> Aim of the exercise
Using the records provided below, locate and copy each line that contains the word "sottostanti".

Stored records

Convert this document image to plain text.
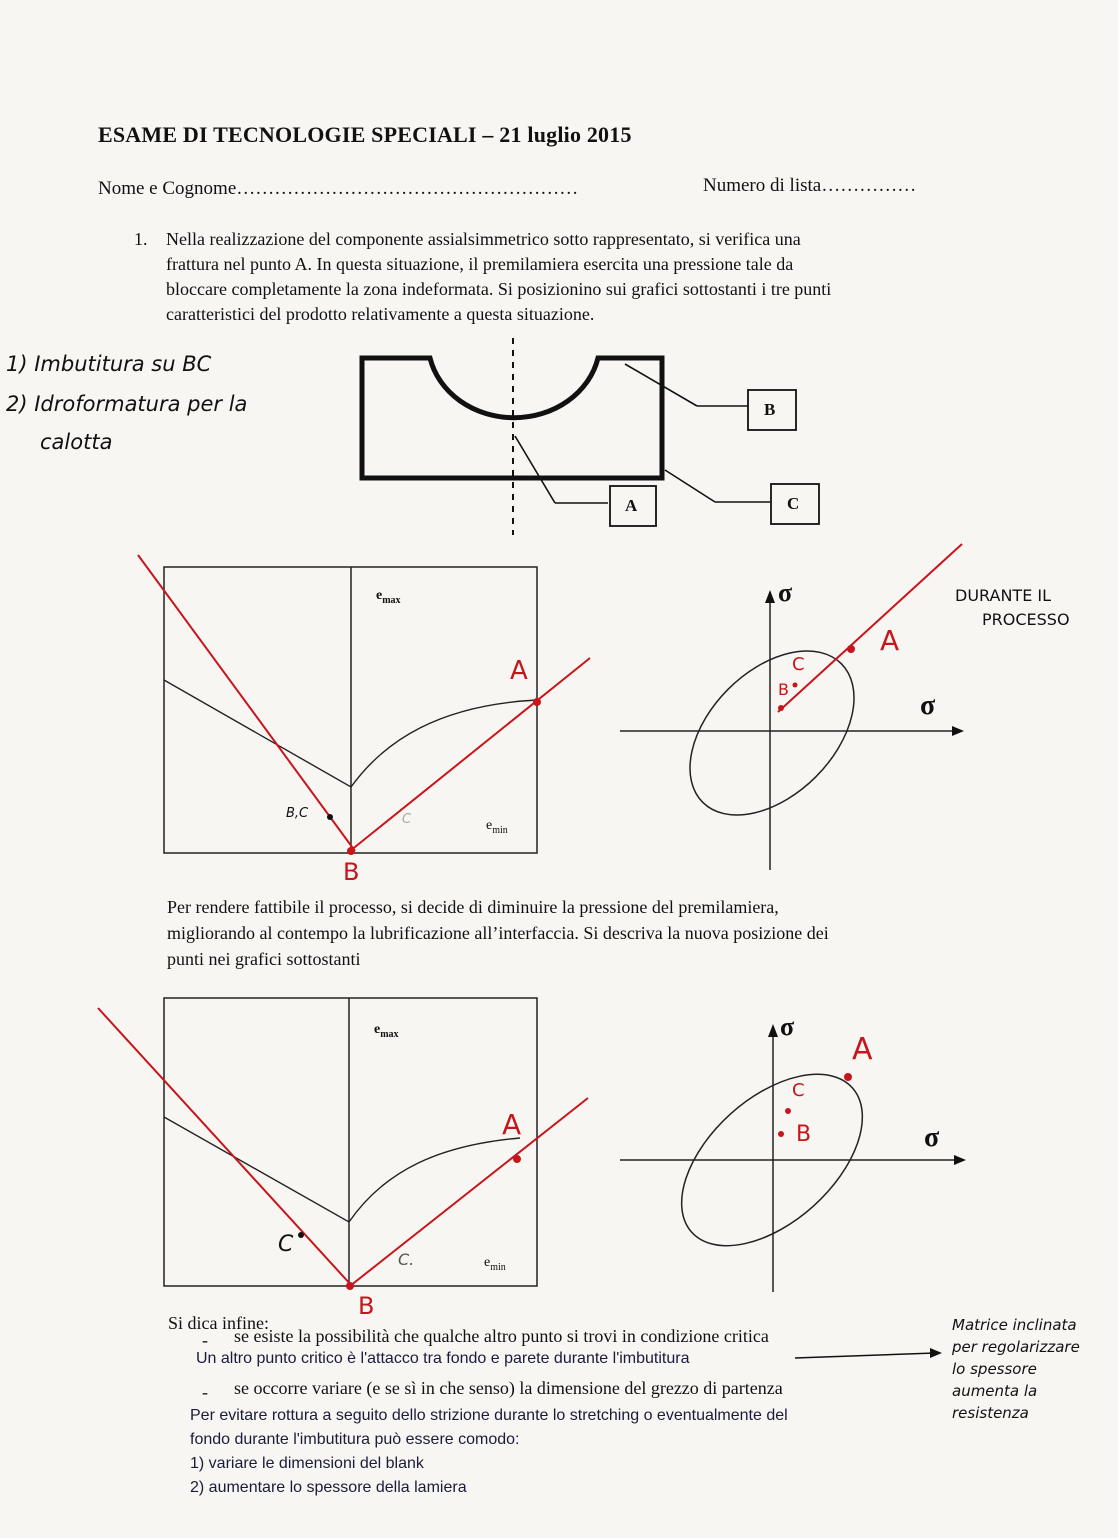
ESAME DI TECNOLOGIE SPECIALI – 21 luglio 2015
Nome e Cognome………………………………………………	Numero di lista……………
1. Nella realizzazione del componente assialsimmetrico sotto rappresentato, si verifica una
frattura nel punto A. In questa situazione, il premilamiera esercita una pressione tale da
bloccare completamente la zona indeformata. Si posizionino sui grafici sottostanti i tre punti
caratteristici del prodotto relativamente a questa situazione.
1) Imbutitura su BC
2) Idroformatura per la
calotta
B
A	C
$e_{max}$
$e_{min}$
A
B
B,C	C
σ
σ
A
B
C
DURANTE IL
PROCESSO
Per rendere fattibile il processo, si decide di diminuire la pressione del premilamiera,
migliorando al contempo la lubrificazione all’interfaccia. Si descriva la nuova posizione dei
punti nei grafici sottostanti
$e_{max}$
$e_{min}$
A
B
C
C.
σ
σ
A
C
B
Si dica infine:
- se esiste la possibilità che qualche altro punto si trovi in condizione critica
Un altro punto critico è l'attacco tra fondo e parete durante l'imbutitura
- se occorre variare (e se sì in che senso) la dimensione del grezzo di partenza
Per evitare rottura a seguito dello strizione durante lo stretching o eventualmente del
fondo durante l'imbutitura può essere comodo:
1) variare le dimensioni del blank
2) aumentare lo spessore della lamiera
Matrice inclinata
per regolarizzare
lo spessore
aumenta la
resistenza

> Answer
bloccare completamente la zona indeformata. Si posizionino sui grafici sottostanti i tre punti
punti nei grafici sottostanti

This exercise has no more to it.